## Written task
Quote the listing below in full and exactly as written, but omit every picture.

## Extracted data
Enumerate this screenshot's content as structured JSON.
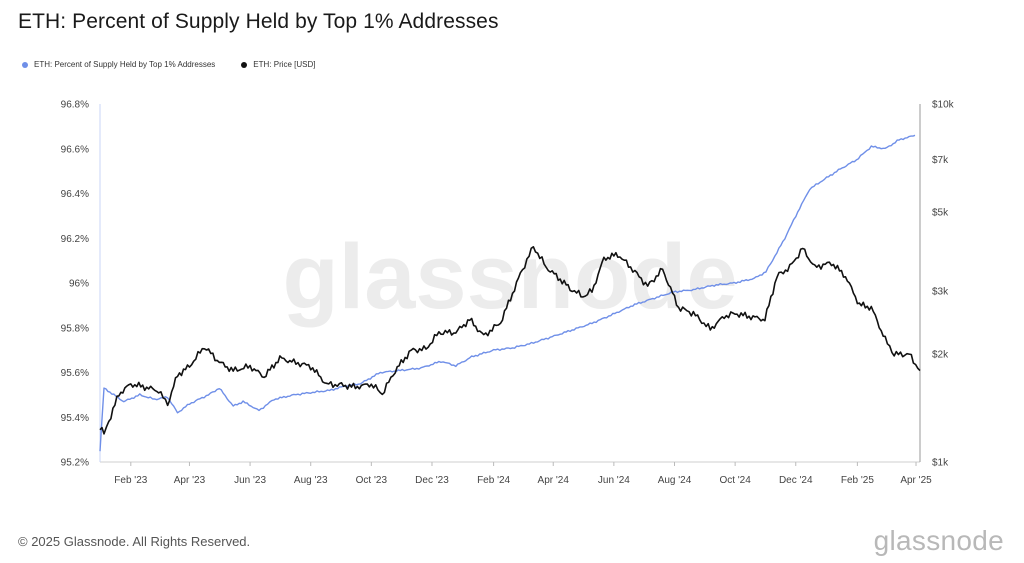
{
  "title": "ETH: Percent of Supply Held by Top 1% Addresses",
  "legend": [
    {
      "label": "ETH: Percent of Supply Held by Top 1% Addresses",
      "color": "#6f8fe8"
    },
    {
      "label": "ETH: Price [USD]",
      "color": "#111111"
    }
  ],
  "footer": "© 2025 Glassnode. All Rights Reserved.",
  "brand": "glassnode",
  "watermark": "glassnode",
  "chart_data": {
    "type": "line",
    "x_ticks": [
      "Feb '23",
      "Apr '23",
      "Jun '23",
      "Aug '23",
      "Oct '23",
      "Dec '23",
      "Feb '24",
      "Apr '24",
      "Jun '24",
      "Aug '24",
      "Oct '24",
      "Dec '24",
      "Feb '25",
      "Apr '25"
    ],
    "y_left": {
      "ticks": [
        "95.2%",
        "95.4%",
        "95.6%",
        "95.8%",
        "96%",
        "96.2%",
        "96.4%",
        "96.6%",
        "96.8%"
      ],
      "range": [
        95.2,
        96.8
      ]
    },
    "y_right": {
      "ticks": [
        "$1k",
        "$2k",
        "$3k",
        "$5k",
        "$7k",
        "$10k"
      ],
      "tick_values": [
        1000,
        2000,
        3000,
        5000,
        7000,
        10000
      ],
      "range": [
        1000,
        10000
      ],
      "scale": "log"
    },
    "grid": false,
    "legend_placement": "top-left",
    "series": [
      {
        "name": "ETH: Percent of Supply Held by Top 1% Addresses",
        "axis": "left",
        "color": "#6f8fe8",
        "x": [
          "2023-01-01",
          "2023-01-05",
          "2023-01-15",
          "2023-01-25",
          "2023-02-10",
          "2023-02-25",
          "2023-03-10",
          "2023-03-20",
          "2023-04-01",
          "2023-04-20",
          "2023-05-01",
          "2023-05-15",
          "2023-05-25",
          "2023-06-10",
          "2023-06-25",
          "2023-07-15",
          "2023-08-01",
          "2023-08-20",
          "2023-09-05",
          "2023-09-20",
          "2023-10-10",
          "2023-11-01",
          "2023-11-20",
          "2023-12-10",
          "2023-12-25",
          "2024-01-10",
          "2024-02-01",
          "2024-02-20",
          "2024-03-10",
          "2024-03-31",
          "2024-04-20",
          "2024-05-10",
          "2024-05-31",
          "2024-06-20",
          "2024-07-10",
          "2024-07-31",
          "2024-08-20",
          "2024-09-10",
          "2024-09-30",
          "2024-10-20",
          "2024-11-01",
          "2024-11-10",
          "2024-11-20",
          "2024-12-01",
          "2024-12-15",
          "2025-01-01",
          "2025-01-15",
          "2025-01-31",
          "2025-02-15",
          "2025-03-01",
          "2025-03-15",
          "2025-03-31"
        ],
        "values": [
          95.25,
          95.53,
          95.5,
          95.47,
          95.5,
          95.48,
          95.49,
          95.42,
          95.46,
          95.5,
          95.53,
          95.45,
          95.47,
          95.43,
          95.48,
          95.5,
          95.51,
          95.52,
          95.54,
          95.55,
          95.6,
          95.61,
          95.62,
          95.65,
          95.63,
          95.67,
          95.7,
          95.71,
          95.73,
          95.76,
          95.79,
          95.82,
          95.86,
          95.9,
          95.93,
          95.96,
          95.97,
          95.99,
          96.0,
          96.02,
          96.05,
          96.12,
          96.2,
          96.3,
          96.42,
          96.47,
          96.51,
          96.55,
          96.61,
          96.6,
          96.64,
          96.66
        ]
      },
      {
        "name": "ETH: Price [USD]",
        "axis": "right",
        "color": "#111111",
        "x": [
          "2023-01-01",
          "2023-01-05",
          "2023-01-10",
          "2023-01-20",
          "2023-02-01",
          "2023-02-15",
          "2023-03-01",
          "2023-03-10",
          "2023-03-20",
          "2023-04-01",
          "2023-04-16",
          "2023-05-01",
          "2023-05-15",
          "2023-06-01",
          "2023-06-15",
          "2023-07-01",
          "2023-07-15",
          "2023-08-01",
          "2023-08-17",
          "2023-09-01",
          "2023-09-15",
          "2023-10-01",
          "2023-10-12",
          "2023-10-25",
          "2023-11-10",
          "2023-11-25",
          "2023-12-08",
          "2023-12-25",
          "2024-01-08",
          "2024-01-22",
          "2024-02-08",
          "2024-02-28",
          "2024-03-12",
          "2024-03-25",
          "2024-04-10",
          "2024-04-18",
          "2024-05-01",
          "2024-05-10",
          "2024-05-22",
          "2024-06-05",
          "2024-06-20",
          "2024-07-05",
          "2024-07-20",
          "2024-08-05",
          "2024-08-20",
          "2024-09-06",
          "2024-09-20",
          "2024-10-01",
          "2024-10-15",
          "2024-10-31",
          "2024-11-12",
          "2024-11-25",
          "2024-12-08",
          "2024-12-20",
          "2025-01-06",
          "2025-01-20",
          "2025-02-03",
          "2025-02-15",
          "2025-03-01",
          "2025-03-10",
          "2025-03-25",
          "2025-04-05"
        ],
        "values": [
          1250,
          1200,
          1300,
          1550,
          1650,
          1620,
          1580,
          1450,
          1750,
          1850,
          2100,
          1900,
          1800,
          1850,
          1730,
          1950,
          1900,
          1850,
          1650,
          1640,
          1620,
          1650,
          1550,
          1800,
          2050,
          2070,
          2300,
          2300,
          2500,
          2250,
          2450,
          3350,
          4000,
          3500,
          3200,
          3050,
          2900,
          3000,
          3700,
          3800,
          3450,
          3100,
          3450,
          2700,
          2600,
          2350,
          2550,
          2600,
          2550,
          2500,
          3300,
          3500,
          3950,
          3500,
          3600,
          3300,
          2750,
          2700,
          2200,
          2000,
          2000,
          1800
        ]
      }
    ]
  }
}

## Exercise response
Enumerate this screenshot's content as structured JSON.
{
  "title": "ETH: Percent of Supply Held by Top 1% Addresses",
  "legend": [
    {
      "label": "ETH: Percent of Supply Held by Top 1% Addresses",
      "color": "#6f8fe8"
    },
    {
      "label": "ETH: Price [USD]",
      "color": "#111111"
    }
  ],
  "footer": "© 2025 Glassnode. All Rights Reserved.",
  "brand": "glassnode",
  "watermark": "glassnode",
  "chart_data": {
    "type": "line",
    "x_ticks": [
      "Feb '23",
      "Apr '23",
      "Jun '23",
      "Aug '23",
      "Oct '23",
      "Dec '23",
      "Feb '24",
      "Apr '24",
      "Jun '24",
      "Aug '24",
      "Oct '24",
      "Dec '24",
      "Feb '25",
      "Apr '25"
    ],
    "y_left": {
      "ticks": [
        "95.2%",
        "95.4%",
        "95.6%",
        "95.8%",
        "96%",
        "96.2%",
        "96.4%",
        "96.6%",
        "96.8%"
      ],
      "range": [
        95.2,
        96.8
      ]
    },
    "y_right": {
      "ticks": [
        "$1k",
        "$2k",
        "$3k",
        "$5k",
        "$7k",
        "$10k"
      ],
      "tick_values": [
        1000,
        2000,
        3000,
        5000,
        7000,
        10000
      ],
      "range": [
        1000,
        10000
      ],
      "scale": "log"
    },
    "grid": false,
    "legend_placement": "top-left",
    "series": [
      {
        "name": "ETH: Percent of Supply Held by Top 1% Addresses",
        "axis": "left",
        "color": "#6f8fe8",
        "x": [
          "2023-01-01",
          "2023-01-05",
          "2023-01-15",
          "2023-01-25",
          "2023-02-10",
          "2023-02-25",
          "2023-03-10",
          "2023-03-20",
          "2023-04-01",
          "2023-04-20",
          "2023-05-01",
          "2023-05-15",
          "2023-05-25",
          "2023-06-10",
          "2023-06-25",
          "2023-07-15",
          "2023-08-01",
          "2023-08-20",
          "2023-09-05",
          "2023-09-20",
          "2023-10-10",
          "2023-11-01",
          "2023-11-20",
          "2023-12-10",
          "2023-12-25",
          "2024-01-10",
          "2024-02-01",
          "2024-02-20",
          "2024-03-10",
          "2024-03-31",
          "2024-04-20",
          "2024-05-10",
          "2024-05-31",
          "2024-06-20",
          "2024-07-10",
          "2024-07-31",
          "2024-08-20",
          "2024-09-10",
          "2024-09-30",
          "2024-10-20",
          "2024-11-01",
          "2024-11-10",
          "2024-11-20",
          "2024-12-01",
          "2024-12-15",
          "2025-01-01",
          "2025-01-15",
          "2025-01-31",
          "2025-02-15",
          "2025-03-01",
          "2025-03-15",
          "2025-03-31"
        ],
        "values": [
          95.25,
          95.53,
          95.5,
          95.47,
          95.5,
          95.48,
          95.49,
          95.42,
          95.46,
          95.5,
          95.53,
          95.45,
          95.47,
          95.43,
          95.48,
          95.5,
          95.51,
          95.52,
          95.54,
          95.55,
          95.6,
          95.61,
          95.62,
          95.65,
          95.63,
          95.67,
          95.7,
          95.71,
          95.73,
          95.76,
          95.79,
          95.82,
          95.86,
          95.9,
          95.93,
          95.96,
          95.97,
          95.99,
          96.0,
          96.02,
          96.05,
          96.12,
          96.2,
          96.3,
          96.42,
          96.47,
          96.51,
          96.55,
          96.61,
          96.6,
          96.64,
          96.66
        ]
      },
      {
        "name": "ETH: Price [USD]",
        "axis": "right",
        "color": "#111111",
        "x": [
          "2023-01-01",
          "2023-01-05",
          "2023-01-10",
          "2023-01-20",
          "2023-02-01",
          "2023-02-15",
          "2023-03-01",
          "2023-03-10",
          "2023-03-20",
          "2023-04-01",
          "2023-04-16",
          "2023-05-01",
          "2023-05-15",
          "2023-06-01",
          "2023-06-15",
          "2023-07-01",
          "2023-07-15",
          "2023-08-01",
          "2023-08-17",
          "2023-09-01",
          "2023-09-15",
          "2023-10-01",
          "2023-10-12",
          "2023-10-25",
          "2023-11-10",
          "2023-11-25",
          "2023-12-08",
          "2023-12-25",
          "2024-01-08",
          "2024-01-22",
          "2024-02-08",
          "2024-02-28",
          "2024-03-12",
          "2024-03-25",
          "2024-04-10",
          "2024-04-18",
          "2024-05-01",
          "2024-05-10",
          "2024-05-22",
          "2024-06-05",
          "2024-06-20",
          "2024-07-05",
          "2024-07-20",
          "2024-08-05",
          "2024-08-20",
          "2024-09-06",
          "2024-09-20",
          "2024-10-01",
          "2024-10-15",
          "2024-10-31",
          "2024-11-12",
          "2024-11-25",
          "2024-12-08",
          "2024-12-20",
          "2025-01-06",
          "2025-01-20",
          "2025-02-03",
          "2025-02-15",
          "2025-03-01",
          "2025-03-10",
          "2025-03-25",
          "2025-04-05"
        ],
        "values": [
          1250,
          1200,
          1300,
          1550,
          1650,
          1620,
          1580,
          1450,
          1750,
          1850,
          2100,
          1900,
          1800,
          1850,
          1730,
          1950,
          1900,
          1850,
          1650,
          1640,
          1620,
          1650,
          1550,
          1800,
          2050,
          2070,
          2300,
          2300,
          2500,
          2250,
          2450,
          3350,
          4000,
          3500,
          3200,
          3050,
          2900,
          3000,
          3700,
          3800,
          3450,
          3100,
          3450,
          2700,
          2600,
          2350,
          2550,
          2600,
          2550,
          2500,
          3300,
          3500,
          3950,
          3500,
          3600,
          3300,
          2750,
          2700,
          2200,
          2000,
          2000,
          1800
        ]
      }
    ]
  }
}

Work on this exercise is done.